■ 情報を用いて:
• a. カナダのマリファナ合法化に関する文章によると、Statistics Canadaの2012年の調査で、人生でマリファナを吸ったことがあるカナダ人は全国民の何%だったか。
• b. カナダのマリファナ合法化に関する文章について、最後の文の後に続く文章を書け。

■ 提供された文章:
++++
しかし、こうした歴史を知ると単純に「マリファナ = 治安が悪くなる、危険!」という事ではないというのがわかると思います。
なぜカナダがマリファナの合法化に踏み切ったのか?
① カナダのマリファナ使用率
カナダのマリファナの使用率は合法化以前からかなり高く、特に若者のマリファナ使用は問題視されていました。
少し前のデータですが、Statistics Canadaというカナダ統計局の2012年の調査によると、人生でマリファナを吸ったことがあるカナダ人の割合は全国民の42.5%であり、その多くが若者の内にマリファナの使用を経験していました。
また、2018年のStatistics Canadaの調査によると、過去3ヶ月以内にマリファナを吸っていた15~24歳の若者は23%という高い割合でした。
すでに多くのカナダ国民がマリファナを違法にも関わらず吸っていることや、それを取り締まるために2002年度は年間10億カナダドル(約850億円)以上かかってしまったこともあり、取締を強化するより合法化して国が管理する道を選びました。
[取締のための費用 < 規制や管理+税収の費用] というように、カナダ政府にとってもお金が掛からず、逆に税金なども取れるようにしよう!と、ある意味で合理的な判断ですよね。
② 政府が売買を取り締まることで、子供がマリファナを手に入れる機会を減らす
ユニセフの調査によると、カナダでは未成年のアルコール使用より、マリファナ使用が蔓延していることがわかります。
また、カナダの大統領ジャスティン・トルドー首相はツイッターで以下の様な投稿をしています。
++++
■ 提供された項目:
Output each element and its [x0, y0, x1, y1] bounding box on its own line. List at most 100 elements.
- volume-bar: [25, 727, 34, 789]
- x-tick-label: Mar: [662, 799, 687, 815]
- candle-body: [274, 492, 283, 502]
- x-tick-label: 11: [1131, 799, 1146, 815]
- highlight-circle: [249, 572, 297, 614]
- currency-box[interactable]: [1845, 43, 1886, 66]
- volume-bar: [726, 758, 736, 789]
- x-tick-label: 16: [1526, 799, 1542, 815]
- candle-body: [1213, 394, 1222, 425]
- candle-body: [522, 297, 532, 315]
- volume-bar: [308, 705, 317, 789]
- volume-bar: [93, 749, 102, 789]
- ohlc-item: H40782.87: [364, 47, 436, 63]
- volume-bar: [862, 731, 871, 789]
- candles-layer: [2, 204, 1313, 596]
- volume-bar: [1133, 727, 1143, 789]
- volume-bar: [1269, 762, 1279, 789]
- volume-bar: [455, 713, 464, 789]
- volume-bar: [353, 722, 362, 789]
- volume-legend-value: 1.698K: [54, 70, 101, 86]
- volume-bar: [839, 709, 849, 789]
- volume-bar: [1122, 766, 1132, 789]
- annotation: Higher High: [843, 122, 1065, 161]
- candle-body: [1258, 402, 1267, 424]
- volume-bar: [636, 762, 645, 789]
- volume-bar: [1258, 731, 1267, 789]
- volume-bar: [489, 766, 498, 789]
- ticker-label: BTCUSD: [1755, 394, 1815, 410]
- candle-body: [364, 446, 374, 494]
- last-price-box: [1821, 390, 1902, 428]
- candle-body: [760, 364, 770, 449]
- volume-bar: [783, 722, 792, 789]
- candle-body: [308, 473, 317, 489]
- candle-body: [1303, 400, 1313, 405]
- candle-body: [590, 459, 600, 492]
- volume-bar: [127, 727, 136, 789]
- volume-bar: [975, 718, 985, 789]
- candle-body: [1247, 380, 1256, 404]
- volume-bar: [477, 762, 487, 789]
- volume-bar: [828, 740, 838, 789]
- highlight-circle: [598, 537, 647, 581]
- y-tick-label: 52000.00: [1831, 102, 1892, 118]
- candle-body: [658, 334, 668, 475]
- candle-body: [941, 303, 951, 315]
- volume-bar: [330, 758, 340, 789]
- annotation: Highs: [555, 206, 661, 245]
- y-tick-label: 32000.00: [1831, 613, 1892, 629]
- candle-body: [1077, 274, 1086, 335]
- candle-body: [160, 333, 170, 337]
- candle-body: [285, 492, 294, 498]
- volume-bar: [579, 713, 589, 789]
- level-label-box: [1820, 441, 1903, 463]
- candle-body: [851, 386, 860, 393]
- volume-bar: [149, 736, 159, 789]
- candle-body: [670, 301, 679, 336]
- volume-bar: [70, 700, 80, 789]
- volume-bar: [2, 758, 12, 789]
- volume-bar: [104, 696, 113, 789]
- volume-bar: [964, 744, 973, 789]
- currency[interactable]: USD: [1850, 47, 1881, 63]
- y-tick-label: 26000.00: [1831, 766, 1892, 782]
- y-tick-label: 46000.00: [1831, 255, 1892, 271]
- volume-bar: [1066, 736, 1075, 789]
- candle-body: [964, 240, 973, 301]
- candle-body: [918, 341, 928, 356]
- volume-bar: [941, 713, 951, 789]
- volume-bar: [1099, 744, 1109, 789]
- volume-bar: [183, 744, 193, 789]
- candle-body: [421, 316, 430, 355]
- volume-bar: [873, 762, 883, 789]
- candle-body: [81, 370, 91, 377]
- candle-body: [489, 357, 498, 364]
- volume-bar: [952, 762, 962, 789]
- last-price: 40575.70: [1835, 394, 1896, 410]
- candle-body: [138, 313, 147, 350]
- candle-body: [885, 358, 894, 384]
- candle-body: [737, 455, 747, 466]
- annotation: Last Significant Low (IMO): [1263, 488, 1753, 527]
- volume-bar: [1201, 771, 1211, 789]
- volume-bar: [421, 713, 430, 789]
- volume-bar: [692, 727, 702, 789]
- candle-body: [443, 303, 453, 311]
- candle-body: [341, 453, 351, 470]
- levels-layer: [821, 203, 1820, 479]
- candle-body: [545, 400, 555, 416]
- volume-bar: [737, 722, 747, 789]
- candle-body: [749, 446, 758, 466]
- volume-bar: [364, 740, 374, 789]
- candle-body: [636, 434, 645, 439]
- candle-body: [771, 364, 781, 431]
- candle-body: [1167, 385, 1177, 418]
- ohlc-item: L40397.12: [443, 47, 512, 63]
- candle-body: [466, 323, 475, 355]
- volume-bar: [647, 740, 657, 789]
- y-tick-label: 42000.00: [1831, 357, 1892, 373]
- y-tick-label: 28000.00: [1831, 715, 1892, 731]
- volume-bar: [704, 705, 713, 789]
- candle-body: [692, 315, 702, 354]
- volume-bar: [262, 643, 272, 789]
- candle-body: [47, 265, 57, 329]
++++
■ 課題ごとの回答:
• a. 全国民の42.5%

• b.
It’s been too easy for our kids to get marijuana – and for criminals to reap the profits. Today, we change that. Our plan to legalize & regulate marijuana just passed the Senate. #PromiseKept
— Justin Trudeau (@JustinTrudeau) June 20, 2018
「子供達にとってマリファナを手に入れるのがとても簡単になってしまっている、そして犯罪者達がそれで利益を得ている。」とつぶやいています。
マリファナの合法化の理由の1つとして、政府がマリファナの流通を公的に取り締まることでルールを明確化し、子供たちにマリファナが手に入らないようにする目的があるようです。
確かに、マリファナが買える店舗をきちんと登録制にして、購入時に年齢確認をしっかり行えば未成年へマリファナが渡る機会も減らせそうですね。
③ 犯罪者が違法にブラックマーケット(闇市場)で利益を手に入れられないようにする&税収が増える
カナダ政府は年間70億カナダドル(約6,000億円)の違法大麻の売り上げが犯罪組織に流れ込んでいると分析しており、その多くは闇市場で取引が行われています。
このままでは闇市場が潤い続けることになりかねないので、公的に合法化して政府が流通を管理することで、闇市場を縮小させて税収を上げる策に出ました。
④ マリファナの危険性に関する研究が見直されている
ドイツのドレスデン工科大学の疫学調査ユニットのDirk W. Lachenmeier博士らの最新の研究によると、マリファナはアルコールやタバコ、ヘロインやコカインよりも飛び抜けて危険性が少ないことが発表されました。
彼らの研究によると、マリファナはアルコールの114倍の1の危険性しかないそうです。
マリファナの危険性に関する研究はまだまだ調査中なので、害が少ないとは言い切れませんが、海外では「マリファナ = とても危険な薬物」という認識が見直されています。
マリファナの合法化前、合法化後でカナダの治安に影響はあるのだろうか?
NUMBEOという世界の物価や安全指数について知ることができるサイトでカナダ(トロント、バンクーバー)、アメリカ(ニューヨーク)、オーストラリア(シドニー)を比べてみました。
こちらは「安全に昼間1人で外を出歩けるか。」、「安全に夜中1人で出歩けるか。」についてまとめたグラフです。(%が高いほど安全)
カナダ
アメリカ
オーストラリア
日本人の主な留学先である3国を比べると、カナダ(トロント、バンクーバー)の治安がダントツで良いことがわかります。
ちなみに以下が日本のグラフです。
日本
皆さんもご存知の通り、日本の治安の良さは世界トップクラスです!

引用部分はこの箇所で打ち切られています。